**To do:** Each line should be copied exactly.

**Input rows:**
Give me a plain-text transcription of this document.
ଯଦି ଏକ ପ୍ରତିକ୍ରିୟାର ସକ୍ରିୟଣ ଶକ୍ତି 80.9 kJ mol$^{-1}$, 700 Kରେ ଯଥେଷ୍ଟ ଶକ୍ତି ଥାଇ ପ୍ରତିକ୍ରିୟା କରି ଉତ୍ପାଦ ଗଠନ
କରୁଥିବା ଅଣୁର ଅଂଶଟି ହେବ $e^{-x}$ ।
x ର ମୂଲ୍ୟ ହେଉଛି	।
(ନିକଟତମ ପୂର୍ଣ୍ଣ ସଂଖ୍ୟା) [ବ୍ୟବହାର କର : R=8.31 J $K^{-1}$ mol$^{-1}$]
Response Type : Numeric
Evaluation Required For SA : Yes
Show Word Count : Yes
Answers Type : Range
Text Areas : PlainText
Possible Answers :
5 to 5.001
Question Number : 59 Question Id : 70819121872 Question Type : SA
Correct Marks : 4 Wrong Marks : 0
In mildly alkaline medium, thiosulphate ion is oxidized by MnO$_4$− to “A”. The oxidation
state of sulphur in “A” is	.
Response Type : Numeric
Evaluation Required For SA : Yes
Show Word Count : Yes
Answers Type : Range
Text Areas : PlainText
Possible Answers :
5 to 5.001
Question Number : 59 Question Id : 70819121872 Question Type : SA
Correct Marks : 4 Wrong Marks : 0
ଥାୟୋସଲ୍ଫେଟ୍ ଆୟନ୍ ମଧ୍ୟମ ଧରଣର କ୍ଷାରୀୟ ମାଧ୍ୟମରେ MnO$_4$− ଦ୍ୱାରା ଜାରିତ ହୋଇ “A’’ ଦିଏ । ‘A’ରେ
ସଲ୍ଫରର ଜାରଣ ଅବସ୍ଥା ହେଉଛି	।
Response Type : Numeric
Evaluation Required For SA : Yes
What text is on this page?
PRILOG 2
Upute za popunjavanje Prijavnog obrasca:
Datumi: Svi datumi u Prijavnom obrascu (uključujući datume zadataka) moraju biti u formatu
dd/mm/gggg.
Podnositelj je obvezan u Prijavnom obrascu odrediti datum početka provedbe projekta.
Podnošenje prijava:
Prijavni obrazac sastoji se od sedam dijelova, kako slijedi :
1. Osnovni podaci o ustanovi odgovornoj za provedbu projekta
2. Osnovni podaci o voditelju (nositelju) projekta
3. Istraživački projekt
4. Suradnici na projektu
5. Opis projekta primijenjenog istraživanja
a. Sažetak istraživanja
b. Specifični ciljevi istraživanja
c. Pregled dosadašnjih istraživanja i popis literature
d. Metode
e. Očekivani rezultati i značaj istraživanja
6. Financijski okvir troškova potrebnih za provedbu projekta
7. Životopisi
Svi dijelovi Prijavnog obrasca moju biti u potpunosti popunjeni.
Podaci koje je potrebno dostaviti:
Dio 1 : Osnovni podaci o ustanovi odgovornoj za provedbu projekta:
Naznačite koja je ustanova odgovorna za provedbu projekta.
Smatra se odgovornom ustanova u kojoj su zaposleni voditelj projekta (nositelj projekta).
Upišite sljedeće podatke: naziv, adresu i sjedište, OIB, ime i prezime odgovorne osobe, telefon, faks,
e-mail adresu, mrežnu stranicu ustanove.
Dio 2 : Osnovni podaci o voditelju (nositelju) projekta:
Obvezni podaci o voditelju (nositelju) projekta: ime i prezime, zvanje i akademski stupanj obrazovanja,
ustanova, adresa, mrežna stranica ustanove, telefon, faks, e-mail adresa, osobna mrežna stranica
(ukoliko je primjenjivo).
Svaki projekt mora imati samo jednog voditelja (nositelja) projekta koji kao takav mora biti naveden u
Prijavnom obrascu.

**Complete answer:**
Give me a plain-text transcription of this document.
ଯଦି ଏକ ପ୍ରତିକ୍ରିୟାର ସକ୍ରିୟଣ ଶକ୍ତି 80.9 kJ mol$^{-1}$, 700 Kରେ ଯଥେଷ୍ଟ ଶକ୍ତି ଥାଇ ପ୍ରତିକ୍ରିୟା କରି ଉତ୍ପାଦ ଗଠନ
କରୁଥିବା ଅଣୁର ଅଂଶଟି ହେବ $e^{-x}$ ।
x ର ମୂଲ୍ୟ ହେଉଛି	।
(ନିକଟତମ ପୂର୍ଣ୍ଣ ସଂଖ୍ୟା) [ବ୍ୟବହାର କର : R=8.31 J $K^{-1}$ mol$^{-1}$]
Response Type : Numeric
Evaluation Required For SA : Yes
Show Word Count : Yes
Answers Type : Range
Text Areas : PlainText
Possible Answers :
5 to 5.001
Question Number : 59 Question Id : 70819121872 Question Type : SA
Correct Marks : 4 Wrong Marks : 0
In mildly alkaline medium, thiosulphate ion is oxidized by MnO$_4$− to “A”. The oxidation
state of sulphur in “A” is	.
Response Type : Numeric
Evaluation Required For SA : Yes
Show Word Count : Yes
Answers Type : Range
Text Areas : PlainText
Possible Answers :
5 to 5.001
Question Number : 59 Question Id : 70819121872 Question Type : SA
Correct Marks : 4 Wrong Marks : 0
ଥାୟୋସଲ୍ଫେଟ୍ ଆୟନ୍ ମଧ୍ୟମ ଧରଣର କ୍ଷାରୀୟ ମାଧ୍ୟମରେ MnO$_4$− ଦ୍ୱାରା ଜାରିତ ହୋଇ “A’’ ଦିଏ । ‘A’ରେ
ସଲ୍ଫରର ଜାରଣ ଅବସ୍ଥା ହେଉଛି	।
Response Type : Numeric
Evaluation Required For SA : Yes
What text is on this page?
PRILOG 2
Upute za popunjavanje Prijavnog obrasca:
Datumi: Svi datumi u Prijavnom obrascu (uključujući datume zadataka) moraju biti u formatu
dd/mm/gggg.
Podnositelj je obvezan u Prijavnom obrascu odrediti datum početka provedbe projekta.
Podnošenje prijava:
Prijavni obrazac sastoji se od sedam dijelova, kako slijedi :
1. Osnovni podaci o ustanovi odgovornoj za provedbu projekta
2. Osnovni podaci o voditelju (nositelju) projekta
3. Istraživački projekt
4. Suradnici na projektu
5. Opis projekta primijenjenog istraživanja
a. Sažetak istraživanja
b. Specifični ciljevi istraživanja
c. Pregled dosadašnjih istraživanja i popis literature
d. Metode
e. Očekivani rezultati i značaj istraživanja
6. Financijski okvir troškova potrebnih za provedbu projekta
7. Životopisi
Svi dijelovi Prijavnog obrasca moju biti u potpunosti popunjeni.
Podaci koje je potrebno dostaviti:
Dio 1 : Osnovni podaci o ustanovi odgovornoj za provedbu projekta:
Naznačite koja je ustanova odgovorna za provedbu projekta.
Smatra se odgovornom ustanova u kojoj su zaposleni voditelj projekta (nositelj projekta).
Upišite sljedeće podatke: naziv, adresu i sjedište, OIB, ime i prezime odgovorne osobe, telefon, faks,
e-mail adresu, mrežnu stranicu ustanove.
Dio 2 : Osnovni podaci o voditelju (nositelju) projekta:
Obvezni podaci o voditelju (nositelju) projekta: ime i prezime, zvanje i akademski stupanj obrazovanja,
ustanova, adresa, mrežna stranica ustanove, telefon, faks, e-mail adresa, osobna mrežna stranica
(ukoliko je primjenjivo).
Svaki projekt mora imati samo jednog voditelja (nositelja) projekta koji kao takav mora biti naveden u
Prijavnom obrascu.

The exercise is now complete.